● **Written request**: Output all lines exactly, with nothing added or dropped.

::::::

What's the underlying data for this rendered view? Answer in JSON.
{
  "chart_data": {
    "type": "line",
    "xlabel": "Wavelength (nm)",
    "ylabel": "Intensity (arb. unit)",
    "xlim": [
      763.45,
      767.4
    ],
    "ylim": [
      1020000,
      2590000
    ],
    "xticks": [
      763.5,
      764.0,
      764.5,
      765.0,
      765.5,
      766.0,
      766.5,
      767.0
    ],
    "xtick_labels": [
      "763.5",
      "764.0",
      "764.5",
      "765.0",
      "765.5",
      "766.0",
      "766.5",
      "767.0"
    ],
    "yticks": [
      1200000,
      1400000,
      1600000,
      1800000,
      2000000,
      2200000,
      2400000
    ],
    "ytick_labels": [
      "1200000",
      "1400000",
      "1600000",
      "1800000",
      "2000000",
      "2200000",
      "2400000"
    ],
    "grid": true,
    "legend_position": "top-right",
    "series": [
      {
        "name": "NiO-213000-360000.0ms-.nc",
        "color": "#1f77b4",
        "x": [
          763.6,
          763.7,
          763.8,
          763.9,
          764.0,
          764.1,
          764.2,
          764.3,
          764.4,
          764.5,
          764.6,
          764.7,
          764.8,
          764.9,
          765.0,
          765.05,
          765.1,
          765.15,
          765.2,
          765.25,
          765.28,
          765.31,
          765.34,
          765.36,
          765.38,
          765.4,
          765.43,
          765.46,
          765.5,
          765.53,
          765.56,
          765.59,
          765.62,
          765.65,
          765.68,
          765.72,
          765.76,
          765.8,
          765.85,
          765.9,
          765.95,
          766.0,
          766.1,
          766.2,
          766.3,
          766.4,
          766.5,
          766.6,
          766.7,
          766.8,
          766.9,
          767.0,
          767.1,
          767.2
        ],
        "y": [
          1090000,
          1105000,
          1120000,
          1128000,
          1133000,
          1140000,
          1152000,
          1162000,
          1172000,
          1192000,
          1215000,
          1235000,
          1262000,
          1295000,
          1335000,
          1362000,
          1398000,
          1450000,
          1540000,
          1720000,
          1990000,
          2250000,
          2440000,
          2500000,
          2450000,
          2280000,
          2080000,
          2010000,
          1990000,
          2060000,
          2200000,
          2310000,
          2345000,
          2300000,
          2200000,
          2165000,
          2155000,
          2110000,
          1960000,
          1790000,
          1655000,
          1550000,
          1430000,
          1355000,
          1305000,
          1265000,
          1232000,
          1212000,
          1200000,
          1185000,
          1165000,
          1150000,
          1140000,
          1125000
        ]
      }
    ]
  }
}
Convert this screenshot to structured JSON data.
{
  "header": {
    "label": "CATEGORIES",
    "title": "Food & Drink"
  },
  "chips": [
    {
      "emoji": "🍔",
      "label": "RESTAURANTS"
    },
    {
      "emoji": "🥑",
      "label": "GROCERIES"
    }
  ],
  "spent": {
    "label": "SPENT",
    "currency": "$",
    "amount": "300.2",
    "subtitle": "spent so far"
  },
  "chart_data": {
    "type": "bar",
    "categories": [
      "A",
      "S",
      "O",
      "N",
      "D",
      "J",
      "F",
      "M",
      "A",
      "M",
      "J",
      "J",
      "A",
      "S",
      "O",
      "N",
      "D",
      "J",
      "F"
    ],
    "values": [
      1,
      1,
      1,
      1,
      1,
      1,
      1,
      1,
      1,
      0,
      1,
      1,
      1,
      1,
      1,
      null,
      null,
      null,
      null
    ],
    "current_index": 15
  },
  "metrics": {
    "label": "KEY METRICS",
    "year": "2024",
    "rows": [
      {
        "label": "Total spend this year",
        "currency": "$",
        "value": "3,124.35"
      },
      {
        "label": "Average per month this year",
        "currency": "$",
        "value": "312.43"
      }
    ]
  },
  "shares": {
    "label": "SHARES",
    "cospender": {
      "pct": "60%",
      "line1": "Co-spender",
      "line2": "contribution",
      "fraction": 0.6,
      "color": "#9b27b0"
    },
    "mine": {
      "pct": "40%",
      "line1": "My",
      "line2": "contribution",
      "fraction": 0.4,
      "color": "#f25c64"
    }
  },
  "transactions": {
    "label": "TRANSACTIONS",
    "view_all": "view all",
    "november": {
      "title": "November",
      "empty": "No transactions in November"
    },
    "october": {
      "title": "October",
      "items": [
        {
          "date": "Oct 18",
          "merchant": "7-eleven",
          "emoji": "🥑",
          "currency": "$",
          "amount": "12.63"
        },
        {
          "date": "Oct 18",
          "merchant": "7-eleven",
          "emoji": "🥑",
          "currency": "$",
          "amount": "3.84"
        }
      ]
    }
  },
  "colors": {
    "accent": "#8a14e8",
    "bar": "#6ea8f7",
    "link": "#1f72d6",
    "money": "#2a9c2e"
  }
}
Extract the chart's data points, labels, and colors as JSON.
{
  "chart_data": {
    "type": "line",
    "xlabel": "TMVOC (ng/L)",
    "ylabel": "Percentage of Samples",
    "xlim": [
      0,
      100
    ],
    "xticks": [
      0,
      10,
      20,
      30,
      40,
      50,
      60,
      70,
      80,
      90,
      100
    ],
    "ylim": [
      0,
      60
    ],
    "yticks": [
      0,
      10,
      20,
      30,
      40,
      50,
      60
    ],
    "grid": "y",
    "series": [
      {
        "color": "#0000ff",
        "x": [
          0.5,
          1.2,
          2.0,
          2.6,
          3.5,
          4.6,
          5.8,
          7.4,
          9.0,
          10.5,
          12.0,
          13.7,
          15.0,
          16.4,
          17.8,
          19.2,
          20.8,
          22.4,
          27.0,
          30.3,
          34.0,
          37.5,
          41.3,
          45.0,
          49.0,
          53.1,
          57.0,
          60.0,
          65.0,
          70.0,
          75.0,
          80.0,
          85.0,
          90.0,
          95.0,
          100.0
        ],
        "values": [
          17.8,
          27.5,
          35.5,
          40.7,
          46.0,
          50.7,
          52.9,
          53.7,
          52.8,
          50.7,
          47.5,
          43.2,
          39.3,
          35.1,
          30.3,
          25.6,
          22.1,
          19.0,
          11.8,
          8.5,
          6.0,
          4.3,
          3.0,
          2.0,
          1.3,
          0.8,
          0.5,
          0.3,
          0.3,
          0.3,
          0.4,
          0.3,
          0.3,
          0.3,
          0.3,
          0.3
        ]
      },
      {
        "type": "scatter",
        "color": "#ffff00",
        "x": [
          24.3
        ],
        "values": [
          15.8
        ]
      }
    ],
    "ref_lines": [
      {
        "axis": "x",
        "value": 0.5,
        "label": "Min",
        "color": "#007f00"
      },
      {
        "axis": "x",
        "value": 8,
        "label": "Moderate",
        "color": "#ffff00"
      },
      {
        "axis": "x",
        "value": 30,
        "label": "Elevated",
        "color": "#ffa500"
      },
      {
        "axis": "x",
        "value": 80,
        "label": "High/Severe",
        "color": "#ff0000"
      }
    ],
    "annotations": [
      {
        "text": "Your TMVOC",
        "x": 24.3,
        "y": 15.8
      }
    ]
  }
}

::::::

● **Reply**:
What's the underlying data for this rendered view? Answer in JSON.
{
  "chart_data": {
    "type": "line",
    "xlabel": "Wavelength (nm)",
    "ylabel": "Intensity (arb. unit)",
    "xlim": [
      763.45,
      767.4
    ],
    "ylim": [
      1020000,
      2590000
    ],
    "xticks": [
      763.5,
      764.0,
      764.5,
      765.0,
      765.5,
      766.0,
      766.5,
      767.0
    ],
    "xtick_labels": [
      "763.5",
      "764.0",
      "764.5",
      "765.0",
      "765.5",
      "766.0",
      "766.5",
      "767.0"
    ],
    "yticks": [
      1200000,
      1400000,
      1600000,
      1800000,
      2000000,
      2200000,
      2400000
    ],
    "ytick_labels": [
      "1200000",
      "1400000",
      "1600000",
      "1800000",
      "2000000",
      "2200000",
      "2400000"
    ],
    "grid": true,
    "legend_position": "top-right",
    "series": [
      {
        "name": "NiO-213000-360000.0ms-.nc",
        "color": "#1f77b4",
        "x": [
          763.6,
          763.7,
          763.8,
          763.9,
          764.0,
          764.1,
          764.2,
          764.3,
          764.4,
          764.5,
          764.6,
          764.7,
          764.8,
          764.9,
          765.0,
          765.05,
          765.1,
          765.15,
          765.2,
          765.25,
          765.28,
          765.31,
          765.34,
          765.36,
          765.38,
          765.4,
          765.43,
          765.46,
          765.5,
          765.53,
          765.56,
          765.59,
          765.62,
          765.65,
          765.68,
          765.72,
          765.76,
          765.8,
          765.85,
          765.9,
          765.95,
          766.0,
          766.1,
          766.2,
          766.3,
          766.4,
          766.5,
          766.6,
          766.7,
          766.8,
          766.9,
          767.0,
          767.1,
          767.2
        ],
        "y": [
          1090000,
          1105000,
          1120000,
          1128000,
          1133000,
          1140000,
          1152000,
          1162000,
          1172000,
          1192000,
          1215000,
          1235000,
          1262000,
          1295000,
          1335000,
          1362000,
          1398000,
          1450000,
          1540000,
          1720000,
          1990000,
          2250000,
          2440000,
          2500000,
          2450000,
          2280000,
          2080000,
          2010000,
          1990000,
          2060000,
          2200000,
          2310000,
          2345000,
          2300000,
          2200000,
          2165000,
          2155000,
          2110000,
          1960000,
          1790000,
          1655000,
          1550000,
          1430000,
          1355000,
          1305000,
          1265000,
          1232000,
          1212000,
          1200000,
          1185000,
          1165000,
          1150000,
          1140000,
          1125000
        ]
      }
    ]
  }
}
Convert this screenshot to structured JSON data.
{
  "header": {
    "label": "CATEGORIES",
    "title": "Food & Drink"
  },
  "chips": [
    {
      "emoji": "🍔",
      "label": "RESTAURANTS"
    },
    {
      "emoji": "🥑",
      "label": "GROCERIES"
    }
  ],
  "spent": {
    "label": "SPENT",
    "currency": "$",
    "amount": "300.2",
    "subtitle": "spent so far"
  },
  "chart_data": {
    "type": "bar",
    "categories": [
      "A",
      "S",
      "O",
      "N",
      "D",
      "J",
      "F",
      "M",
      "A",
      "M",
      "J",
      "J",
      "A",
      "S",
      "O",
      "N",
      "D",
      "J",
      "F"
    ],
    "values": [
      1,
      1,
      1,
      1,
      1,
      1,
      1,
      1,
      1,
      0,
      1,
      1,
      1,
      1,
      1,
      null,
      null,
      null,
      null
    ],
    "current_index": 15
  },
  "metrics": {
    "label": "KEY METRICS",
    "year": "2024",
    "rows": [
      {
        "label": "Total spend this year",
        "currency": "$",
        "value": "3,124.35"
      },
      {
        "label": "Average per month this year",
        "currency": "$",
        "value": "312.43"
      }
    ]
  },
  "shares": {
    "label": "SHARES",
    "cospender": {
      "pct": "60%",
      "line1": "Co-spender",
      "line2": "contribution",
      "fraction": 0.6,
      "color": "#9b27b0"
    },
    "mine": {
      "pct": "40%",
      "line1": "My",
      "line2": "contribution",
      "fraction": 0.4,
      "color": "#f25c64"
    }
  },
  "transactions": {
    "label": "TRANSACTIONS",
    "view_all": "view all",
    "november": {
      "title": "November",
      "empty": "No transactions in November"
    },
    "october": {
      "title": "October",
      "items": [
        {
          "date": "Oct 18",
          "merchant": "7-eleven",
          "emoji": "🥑",
          "currency": "$",
          "amount": "12.63"
        },
        {
          "date": "Oct 18",
          "merchant": "7-eleven",
          "emoji": "🥑",
          "currency": "$",
          "amount": "3.84"
        }
      ]
    }
  },
  "colors": {
    "accent": "#8a14e8",
    "bar": "#6ea8f7",
    "link": "#1f72d6",
    "money": "#2a9c2e"
  }
}
Extract the chart's data points, labels, and colors as JSON.
{
  "chart_data": {
    "type": "line",
    "xlabel": "TMVOC (ng/L)",
    "ylabel": "Percentage of Samples",
    "xlim": [
      0,
      100
    ],
    "xticks": [
      0,
      10,
      20,
      30,
      40,
      50,
      60,
      70,
      80,
      90,
      100
    ],
    "ylim": [
      0,
      60
    ],
    "yticks": [
      0,
      10,
      20,
      30,
      40,
      50,
      60
    ],
    "grid": "y",
    "series": [
      {
        "color": "#0000ff",
        "x": [
          0.5,
          1.2,
          2.0,
          2.6,
          3.5,
          4.6,
          5.8,
          7.4,
          9.0,
          10.5,
          12.0,
          13.7,
          15.0,
          16.4,
          17.8,
          19.2,
          20.8,
          22.4,
          27.0,
          30.3,
          34.0,
          37.5,
          41.3,
          45.0,
          49.0,
          53.1,
          57.0,
          60.0,
          65.0,
          70.0,
          75.0,
          80.0,
          85.0,
          90.0,
          95.0,
          100.0
        ],
        "values": [
          17.8,
          27.5,
          35.5,
          40.7,
          46.0,
          50.7,
          52.9,
          53.7,
          52.8,
          50.7,
          47.5,
          43.2,
          39.3,
          35.1,
          30.3,
          25.6,
          22.1,
          19.0,
          11.8,
          8.5,
          6.0,
          4.3,
          3.0,
          2.0,
          1.3,
          0.8,
          0.5,
          0.3,
          0.3,
          0.3,
          0.4,
          0.3,
          0.3,
          0.3,
          0.3,
          0.3
        ]
      },
      {
        "type": "scatter",
        "color": "#ffff00",
        "x": [
          24.3
        ],
        "values": [
          15.8
        ]
      }
    ],
    "ref_lines": [
      {
        "axis": "x",
        "value": 0.5,
        "label": "Min",
        "color": "#007f00"
      },
      {
        "axis": "x",
        "value": 8,
        "label": "Moderate",
        "color": "#ffff00"
      },
      {
        "axis": "x",
        "value": 30,
        "label": "Elevated",
        "color": "#ffa500"
      },
      {
        "axis": "x",
        "value": 80,
        "label": "High/Severe",
        "color": "#ff0000"
      }
    ],
    "annotations": [
      {
        "text": "Your TMVOC",
        "x": 24.3,
        "y": 15.8
      }
    ]
  }
}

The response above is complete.